━━━ DATASET ROWS

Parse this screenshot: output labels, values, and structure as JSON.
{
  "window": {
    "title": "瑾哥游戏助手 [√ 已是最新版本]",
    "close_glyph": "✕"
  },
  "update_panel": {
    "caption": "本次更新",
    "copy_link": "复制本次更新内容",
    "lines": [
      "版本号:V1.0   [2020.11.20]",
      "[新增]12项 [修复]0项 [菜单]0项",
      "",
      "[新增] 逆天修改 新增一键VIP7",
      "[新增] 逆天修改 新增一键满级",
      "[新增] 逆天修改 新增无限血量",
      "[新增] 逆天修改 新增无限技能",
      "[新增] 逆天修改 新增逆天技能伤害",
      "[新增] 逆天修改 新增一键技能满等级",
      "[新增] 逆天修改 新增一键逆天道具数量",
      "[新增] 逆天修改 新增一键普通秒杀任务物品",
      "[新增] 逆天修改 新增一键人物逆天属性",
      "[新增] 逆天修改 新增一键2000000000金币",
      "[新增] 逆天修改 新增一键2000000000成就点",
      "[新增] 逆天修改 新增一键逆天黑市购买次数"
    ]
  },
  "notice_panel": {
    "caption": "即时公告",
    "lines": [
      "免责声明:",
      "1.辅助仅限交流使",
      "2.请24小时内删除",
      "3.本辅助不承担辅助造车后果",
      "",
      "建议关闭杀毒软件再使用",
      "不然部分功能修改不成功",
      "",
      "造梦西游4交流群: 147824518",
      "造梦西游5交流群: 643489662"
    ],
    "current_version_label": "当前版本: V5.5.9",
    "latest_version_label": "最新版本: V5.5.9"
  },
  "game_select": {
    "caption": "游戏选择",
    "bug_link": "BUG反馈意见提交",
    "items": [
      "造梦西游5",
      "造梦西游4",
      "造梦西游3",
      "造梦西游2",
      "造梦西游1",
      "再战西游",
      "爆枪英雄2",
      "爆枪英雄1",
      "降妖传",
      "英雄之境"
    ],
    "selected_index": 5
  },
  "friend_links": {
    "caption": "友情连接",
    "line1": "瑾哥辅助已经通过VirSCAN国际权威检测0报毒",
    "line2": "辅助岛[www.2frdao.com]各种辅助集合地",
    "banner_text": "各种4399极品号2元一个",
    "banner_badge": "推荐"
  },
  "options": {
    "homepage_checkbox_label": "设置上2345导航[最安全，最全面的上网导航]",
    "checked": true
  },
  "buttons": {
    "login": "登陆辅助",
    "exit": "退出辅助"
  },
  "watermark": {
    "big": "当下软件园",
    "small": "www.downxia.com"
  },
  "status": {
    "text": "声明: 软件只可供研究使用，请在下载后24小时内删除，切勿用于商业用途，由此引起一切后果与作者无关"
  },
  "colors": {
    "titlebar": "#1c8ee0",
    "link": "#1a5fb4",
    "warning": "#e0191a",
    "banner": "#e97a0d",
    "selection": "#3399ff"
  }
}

━━━━━━
━━━ DATASET ROWS

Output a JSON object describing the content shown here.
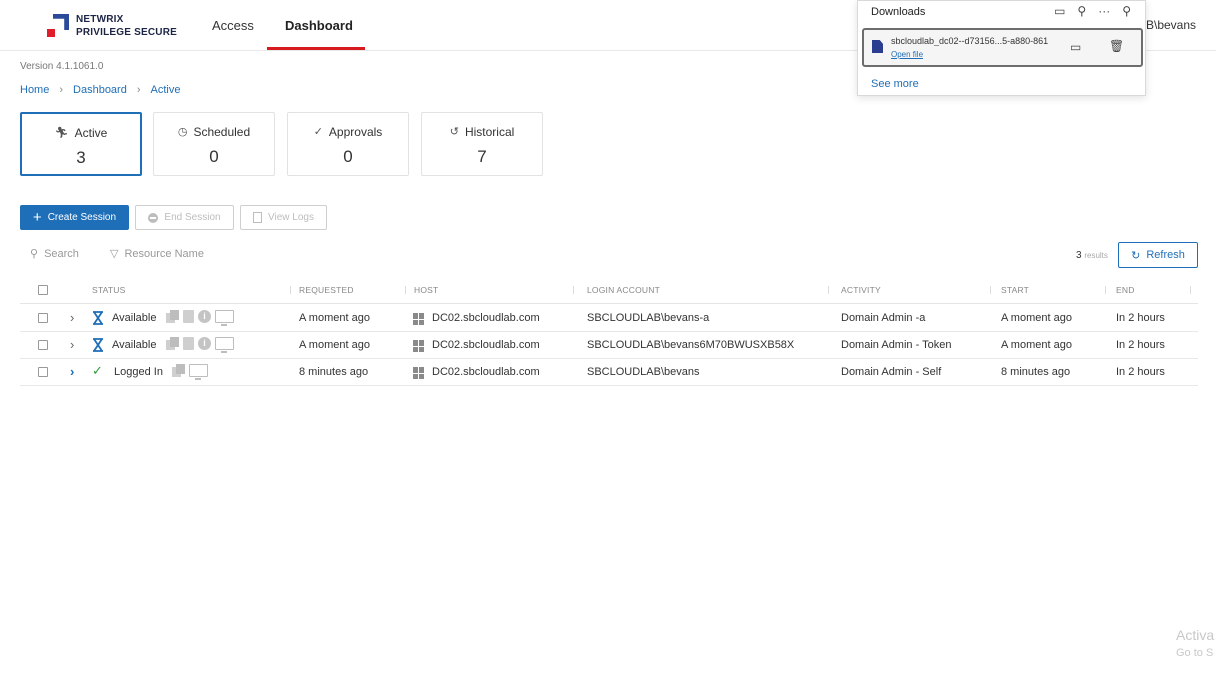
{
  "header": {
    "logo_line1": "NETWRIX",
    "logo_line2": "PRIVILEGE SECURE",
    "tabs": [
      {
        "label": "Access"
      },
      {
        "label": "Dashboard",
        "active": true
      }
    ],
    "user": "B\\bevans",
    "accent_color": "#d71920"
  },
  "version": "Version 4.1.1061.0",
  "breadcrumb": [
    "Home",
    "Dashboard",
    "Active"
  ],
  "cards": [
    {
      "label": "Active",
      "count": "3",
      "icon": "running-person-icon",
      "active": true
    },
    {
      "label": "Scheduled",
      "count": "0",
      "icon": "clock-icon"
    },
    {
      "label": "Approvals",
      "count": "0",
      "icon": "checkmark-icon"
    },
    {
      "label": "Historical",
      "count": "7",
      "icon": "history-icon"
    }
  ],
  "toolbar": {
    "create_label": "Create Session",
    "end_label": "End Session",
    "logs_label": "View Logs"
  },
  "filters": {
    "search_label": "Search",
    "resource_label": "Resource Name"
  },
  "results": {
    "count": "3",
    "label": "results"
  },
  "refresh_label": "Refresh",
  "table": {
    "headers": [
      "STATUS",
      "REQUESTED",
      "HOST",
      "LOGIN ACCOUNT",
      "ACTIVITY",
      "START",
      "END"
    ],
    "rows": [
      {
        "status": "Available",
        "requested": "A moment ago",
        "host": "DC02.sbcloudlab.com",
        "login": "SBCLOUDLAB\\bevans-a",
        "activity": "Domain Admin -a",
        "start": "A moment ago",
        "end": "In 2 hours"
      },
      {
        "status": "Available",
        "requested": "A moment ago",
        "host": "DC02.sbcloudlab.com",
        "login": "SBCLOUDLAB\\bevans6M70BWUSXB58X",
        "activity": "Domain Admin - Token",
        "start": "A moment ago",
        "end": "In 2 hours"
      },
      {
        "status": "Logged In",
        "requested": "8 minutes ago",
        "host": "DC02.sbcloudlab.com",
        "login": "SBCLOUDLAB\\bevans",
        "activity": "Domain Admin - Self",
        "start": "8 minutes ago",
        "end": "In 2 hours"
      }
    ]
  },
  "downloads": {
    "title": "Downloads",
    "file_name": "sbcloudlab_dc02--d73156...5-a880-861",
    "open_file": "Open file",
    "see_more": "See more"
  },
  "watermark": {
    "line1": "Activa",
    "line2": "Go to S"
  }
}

━━━━━━

== PROMPT ==
Find the lines containing "minutes" and pull them out.

== COMPLETED TASK ==
        "requested": "8 minutes ago",
        "start": "8 minutes ago",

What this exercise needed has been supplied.